YOUR OBJECTIVE:
Repeat each entry as written and leave the images out of the copy.

Dataset records:
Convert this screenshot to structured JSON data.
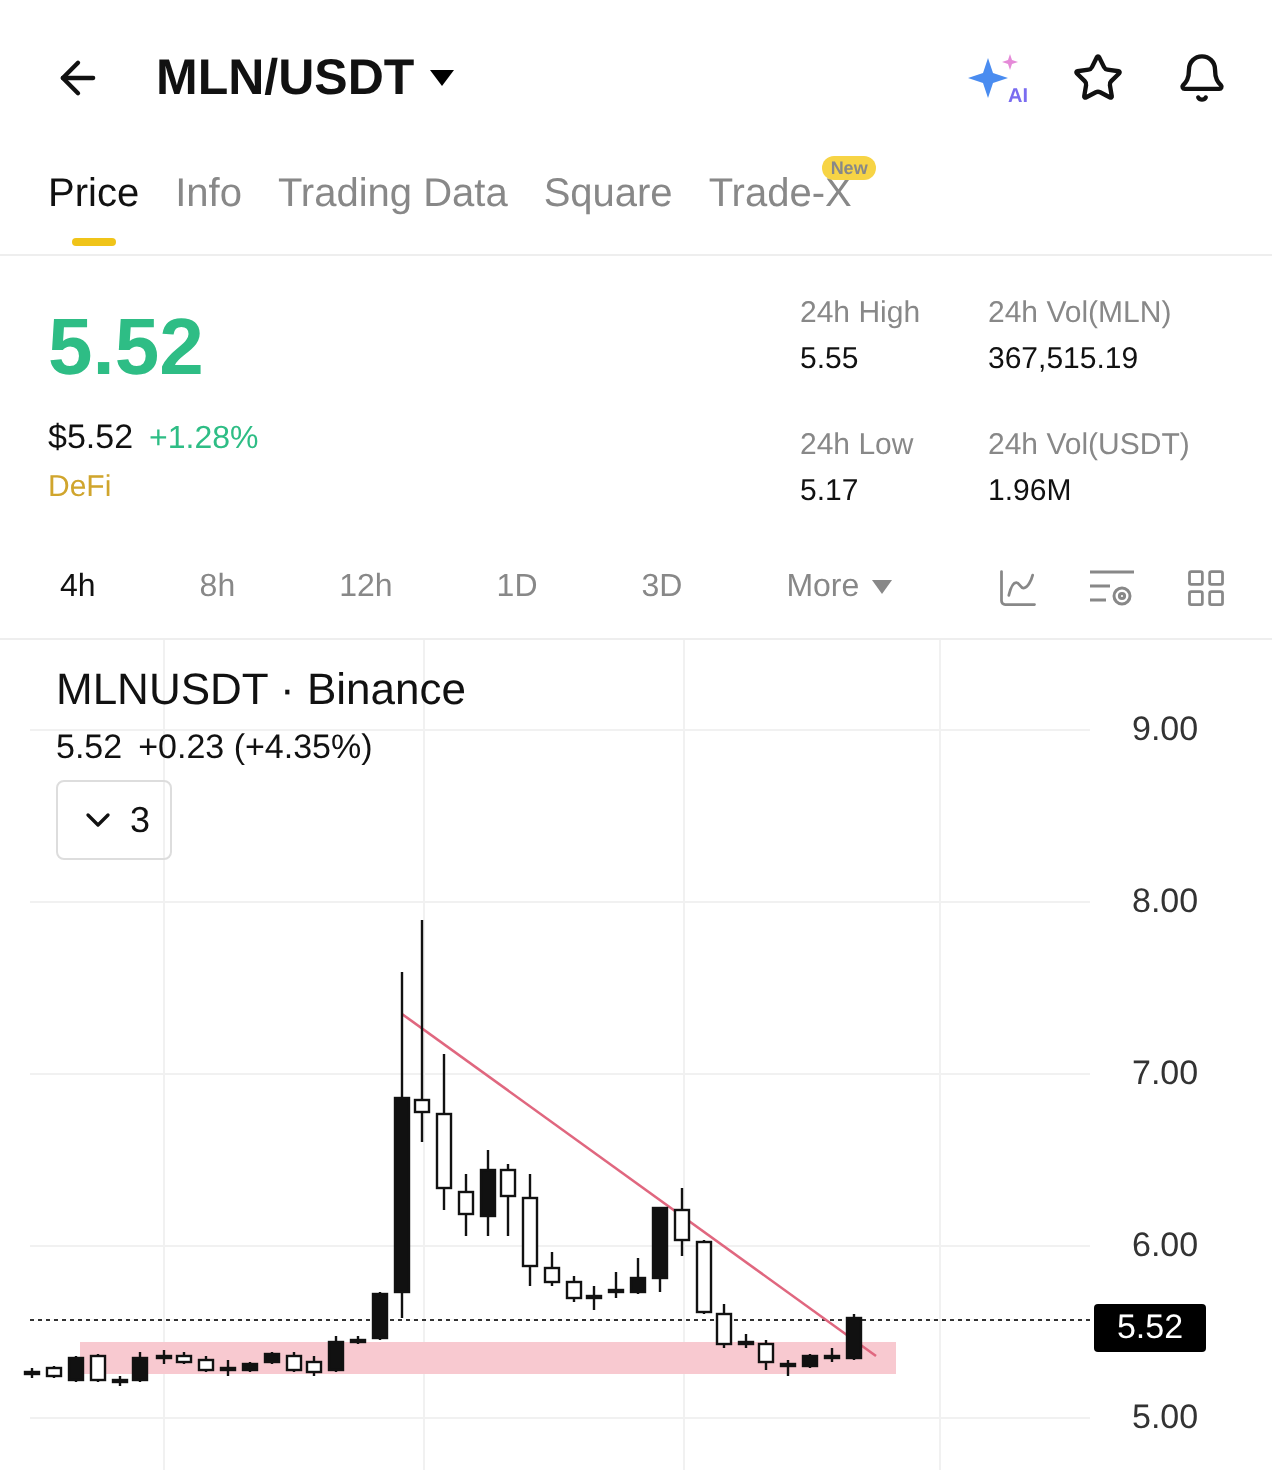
{
  "header": {
    "pair": "MLN/USDT",
    "ai_badge": "AI"
  },
  "tabs": [
    {
      "label": "Price",
      "selected": true
    },
    {
      "label": "Info",
      "selected": false
    },
    {
      "label": "Trading Data",
      "selected": false
    },
    {
      "label": "Square",
      "selected": false
    },
    {
      "label": "Trade-X",
      "selected": false,
      "badge": "New"
    }
  ],
  "price": {
    "last": "5.52",
    "usd": "$5.52",
    "change": "+1.28%",
    "category": "DeFi"
  },
  "stats": [
    {
      "label": "24h High",
      "value": "5.55"
    },
    {
      "label": "24h Vol(MLN)",
      "value": "367,515.19"
    },
    {
      "label": "24h Low",
      "value": "5.17"
    },
    {
      "label": "24h Vol(USDT)",
      "value": "1.96M"
    }
  ],
  "intervals": [
    {
      "label": "4h",
      "selected": true
    },
    {
      "label": "8h",
      "selected": false
    },
    {
      "label": "12h",
      "selected": false
    },
    {
      "label": "1D",
      "selected": false
    },
    {
      "label": "3D",
      "selected": false
    },
    {
      "label": "More",
      "selected": false
    }
  ],
  "chart": {
    "symbol": "MLNUSDT · Binance",
    "last": "5.52",
    "change": "+0.23 (+4.35%)",
    "indicator_count": "3",
    "axis_labels": [
      "9.00",
      "8.00",
      "7.00",
      "6.00",
      "5.00"
    ],
    "price_tag": "5.52"
  }
}
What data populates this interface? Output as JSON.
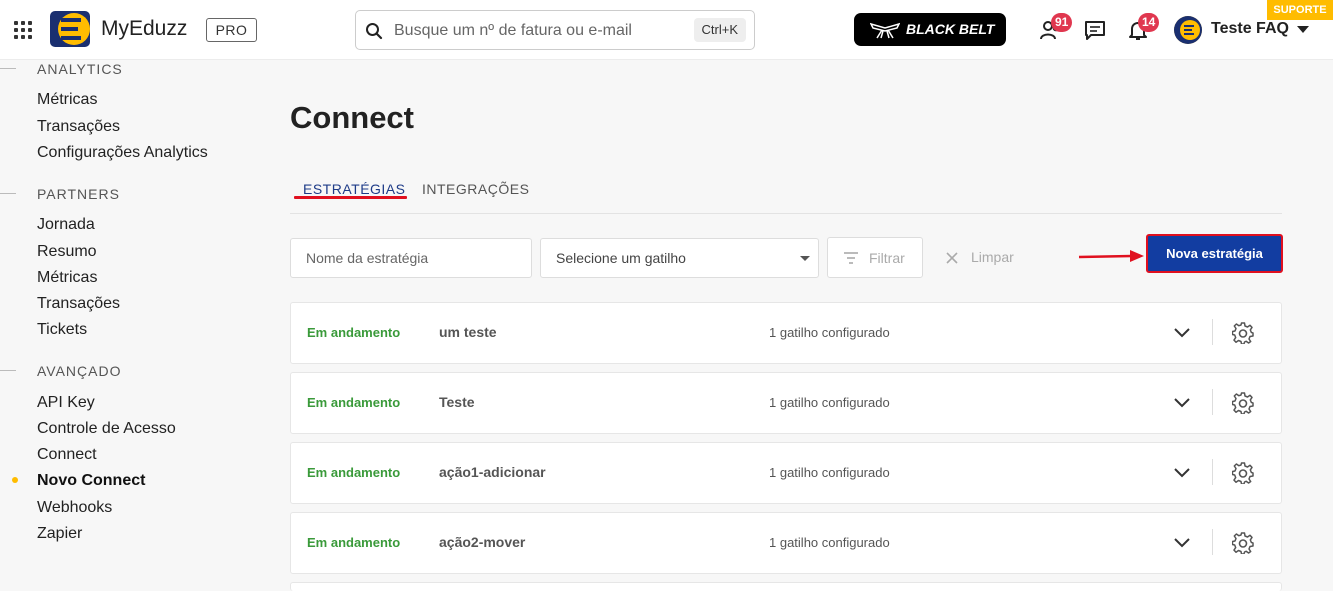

CORRECT ANSWER:
Convert this screenshot to structured JSON data.
{
  "header": {
    "pair": "MLN/USDT",
    "ai_badge": "AI"
  },
  "tabs": [
    {
      "label": "Price",
      "selected": true
    },
    {
      "label": "Info",
      "selected": false
    },
    {
      "label": "Trading Data",
      "selected": false
    },
    {
      "label": "Square",
      "selected": false
    },
    {
      "label": "Trade-X",
      "selected": false,
      "badge": "New"
    }
  ],
  "price": {
    "last": "5.52",
    "usd": "$5.52",
    "change": "+1.28%",
    "category": "DeFi"
  },
  "stats": [
    {
      "label": "24h High",
      "value": "5.55"
    },
    {
      "label": "24h Vol(MLN)",
      "value": "367,515.19"
    },
    {
      "label": "24h Low",
      "value": "5.17"
    },
    {
      "label": "24h Vol(USDT)",
      "value": "1.96M"
    }
  ],
  "intervals": [
    {
      "label": "4h",
      "selected": true
    },
    {
      "label": "8h",
      "selected": false
    },
    {
      "label": "12h",
      "selected": false
    },
    {
      "label": "1D",
      "selected": false
    },
    {
      "label": "3D",
      "selected": false
    },
    {
      "label": "More",
      "selected": false
    }
  ],
  "chart": {
    "symbol": "MLNUSDT · Binance",
    "last": "5.52",
    "change": "+0.23 (+4.35%)",
    "indicator_count": "3",
    "axis_labels": [
      "9.00",
      "8.00",
      "7.00",
      "6.00",
      "5.00"
    ],
    "price_tag": "5.52"
  }
}
What data populates this interface? Output as JSON.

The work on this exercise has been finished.